++++ Provided entries
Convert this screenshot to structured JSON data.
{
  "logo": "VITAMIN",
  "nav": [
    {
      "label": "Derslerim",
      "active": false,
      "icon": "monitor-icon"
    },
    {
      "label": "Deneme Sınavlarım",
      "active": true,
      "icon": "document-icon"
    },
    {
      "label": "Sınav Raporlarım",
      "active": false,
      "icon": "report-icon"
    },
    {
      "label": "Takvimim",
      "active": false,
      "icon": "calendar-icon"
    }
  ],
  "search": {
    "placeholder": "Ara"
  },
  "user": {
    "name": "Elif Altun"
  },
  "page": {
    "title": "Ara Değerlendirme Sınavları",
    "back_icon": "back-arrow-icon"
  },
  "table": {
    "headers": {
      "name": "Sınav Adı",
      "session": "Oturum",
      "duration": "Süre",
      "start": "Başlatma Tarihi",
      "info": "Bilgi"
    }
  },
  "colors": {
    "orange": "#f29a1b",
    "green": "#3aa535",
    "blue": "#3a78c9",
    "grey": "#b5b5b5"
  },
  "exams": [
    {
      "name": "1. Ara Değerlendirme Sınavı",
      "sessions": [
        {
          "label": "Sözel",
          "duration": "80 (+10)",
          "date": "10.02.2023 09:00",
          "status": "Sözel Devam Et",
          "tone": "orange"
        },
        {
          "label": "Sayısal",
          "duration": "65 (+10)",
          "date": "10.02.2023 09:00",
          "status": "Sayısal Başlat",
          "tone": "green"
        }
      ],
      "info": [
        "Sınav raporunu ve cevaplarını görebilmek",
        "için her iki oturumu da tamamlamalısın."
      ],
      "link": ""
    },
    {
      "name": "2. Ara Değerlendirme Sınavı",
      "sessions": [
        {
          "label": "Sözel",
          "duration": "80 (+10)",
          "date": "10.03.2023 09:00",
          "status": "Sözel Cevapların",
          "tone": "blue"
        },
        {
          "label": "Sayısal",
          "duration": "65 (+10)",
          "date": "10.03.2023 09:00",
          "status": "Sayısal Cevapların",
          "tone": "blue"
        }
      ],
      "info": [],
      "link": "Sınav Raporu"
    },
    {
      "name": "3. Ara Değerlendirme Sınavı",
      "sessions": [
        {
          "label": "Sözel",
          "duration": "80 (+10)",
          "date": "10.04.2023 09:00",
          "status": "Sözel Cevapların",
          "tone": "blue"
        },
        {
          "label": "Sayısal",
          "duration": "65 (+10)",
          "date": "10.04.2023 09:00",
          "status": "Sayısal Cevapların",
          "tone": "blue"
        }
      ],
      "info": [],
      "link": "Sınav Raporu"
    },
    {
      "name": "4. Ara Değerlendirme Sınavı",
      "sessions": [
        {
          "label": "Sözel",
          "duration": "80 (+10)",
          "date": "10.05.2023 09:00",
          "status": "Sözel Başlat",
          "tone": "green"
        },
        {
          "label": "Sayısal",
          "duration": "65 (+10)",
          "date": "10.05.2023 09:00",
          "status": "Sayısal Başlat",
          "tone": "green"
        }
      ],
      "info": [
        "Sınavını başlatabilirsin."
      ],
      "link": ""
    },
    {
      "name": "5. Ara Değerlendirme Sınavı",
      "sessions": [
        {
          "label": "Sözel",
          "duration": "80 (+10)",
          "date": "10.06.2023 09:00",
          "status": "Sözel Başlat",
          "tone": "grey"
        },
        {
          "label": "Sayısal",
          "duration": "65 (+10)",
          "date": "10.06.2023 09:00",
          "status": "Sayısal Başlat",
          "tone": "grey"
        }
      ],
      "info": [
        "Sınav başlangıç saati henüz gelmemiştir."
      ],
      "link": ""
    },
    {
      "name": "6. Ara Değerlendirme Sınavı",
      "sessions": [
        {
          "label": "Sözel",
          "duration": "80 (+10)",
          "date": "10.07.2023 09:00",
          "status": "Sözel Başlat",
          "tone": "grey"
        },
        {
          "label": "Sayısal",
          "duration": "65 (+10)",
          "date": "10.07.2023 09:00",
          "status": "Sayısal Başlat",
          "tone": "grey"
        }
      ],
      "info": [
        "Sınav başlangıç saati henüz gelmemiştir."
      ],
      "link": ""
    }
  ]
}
++++++++
Give the listing again, word for word.

Convert this screenshot to structured JSON data.
{
  "logo": "VITAMIN",
  "nav": [
    {
      "label": "Derslerim",
      "active": false,
      "icon": "monitor-icon"
    },
    {
      "label": "Deneme Sınavlarım",
      "active": true,
      "icon": "document-icon"
    },
    {
      "label": "Sınav Raporlarım",
      "active": false,
      "icon": "report-icon"
    },
    {
      "label": "Takvimim",
      "active": false,
      "icon": "calendar-icon"
    }
  ],
  "search": {
    "placeholder": "Ara"
  },
  "user": {
    "name": "Elif Altun"
  },
  "page": {
    "title": "Ara Değerlendirme Sınavları",
    "back_icon": "back-arrow-icon"
  },
  "table": {
    "headers": {
      "name": "Sınav Adı",
      "session": "Oturum",
      "duration": "Süre",
      "start": "Başlatma Tarihi",
      "info": "Bilgi"
    }
  },
  "colors": {
    "orange": "#f29a1b",
    "green": "#3aa535",
    "blue": "#3a78c9",
    "grey": "#b5b5b5"
  },
  "exams": [
    {
      "name": "1. Ara Değerlendirme Sınavı",
      "sessions": [
        {
          "label": "Sözel",
          "duration": "80 (+10)",
          "date": "10.02.2023 09:00",
          "status": "Sözel Devam Et",
          "tone": "orange"
        },
        {
          "label": "Sayısal",
          "duration": "65 (+10)",
          "date": "10.02.2023 09:00",
          "status": "Sayısal Başlat",
          "tone": "green"
        }
      ],
      "info": [
        "Sınav raporunu ve cevaplarını görebilmek",
        "için her iki oturumu da tamamlamalısın."
      ],
      "link": ""
    },
    {
      "name": "2. Ara Değerlendirme Sınavı",
      "sessions": [
        {
          "label": "Sözel",
          "duration": "80 (+10)",
          "date": "10.03.2023 09:00",
          "status": "Sözel Cevapların",
          "tone": "blue"
        },
        {
          "label": "Sayısal",
          "duration": "65 (+10)",
          "date": "10.03.2023 09:00",
          "status": "Sayısal Cevapların",
          "tone": "blue"
        }
      ],
      "info": [],
      "link": "Sınav Raporu"
    },
    {
      "name": "3. Ara Değerlendirme Sınavı",
      "sessions": [
        {
          "label": "Sözel",
          "duration": "80 (+10)",
          "date": "10.04.2023 09:00",
          "status": "Sözel Cevapların",
          "tone": "blue"
        },
        {
          "label": "Sayısal",
          "duration": "65 (+10)",
          "date": "10.04.2023 09:00",
          "status": "Sayısal Cevapların",
          "tone": "blue"
        }
      ],
      "info": [],
      "link": "Sınav Raporu"
    },
    {
      "name": "4. Ara Değerlendirme Sınavı",
      "sessions": [
        {
          "label": "Sözel",
          "duration": "80 (+10)",
          "date": "10.05.2023 09:00",
          "status": "Sözel Başlat",
          "tone": "green"
        },
        {
          "label": "Sayısal",
          "duration": "65 (+10)",
          "date": "10.05.2023 09:00",
          "status": "Sayısal Başlat",
          "tone": "green"
        }
      ],
      "info": [
        "Sınavını başlatabilirsin."
      ],
      "link": ""
    },
    {
      "name": "5. Ara Değerlendirme Sınavı",
      "sessions": [
        {
          "label": "Sözel",
          "duration": "80 (+10)",
          "date": "10.06.2023 09:00",
          "status": "Sözel Başlat",
          "tone": "grey"
        },
        {
          "label": "Sayısal",
          "duration": "65 (+10)",
          "date": "10.06.2023 09:00",
          "status": "Sayısal Başlat",
          "tone": "grey"
        }
      ],
      "info": [
        "Sınav başlangıç saati henüz gelmemiştir."
      ],
      "link": ""
    },
    {
      "name": "6. Ara Değerlendirme Sınavı",
      "sessions": [
        {
          "label": "Sözel",
          "duration": "80 (+10)",
          "date": "10.07.2023 09:00",
          "status": "Sözel Başlat",
          "tone": "grey"
        },
        {
          "label": "Sayısal",
          "duration": "65 (+10)",
          "date": "10.07.2023 09:00",
          "status": "Sayısal Başlat",
          "tone": "grey"
        }
      ],
      "info": [
        "Sınav başlangıç saati henüz gelmemiştir."
      ],
      "link": ""
    }
  ]
}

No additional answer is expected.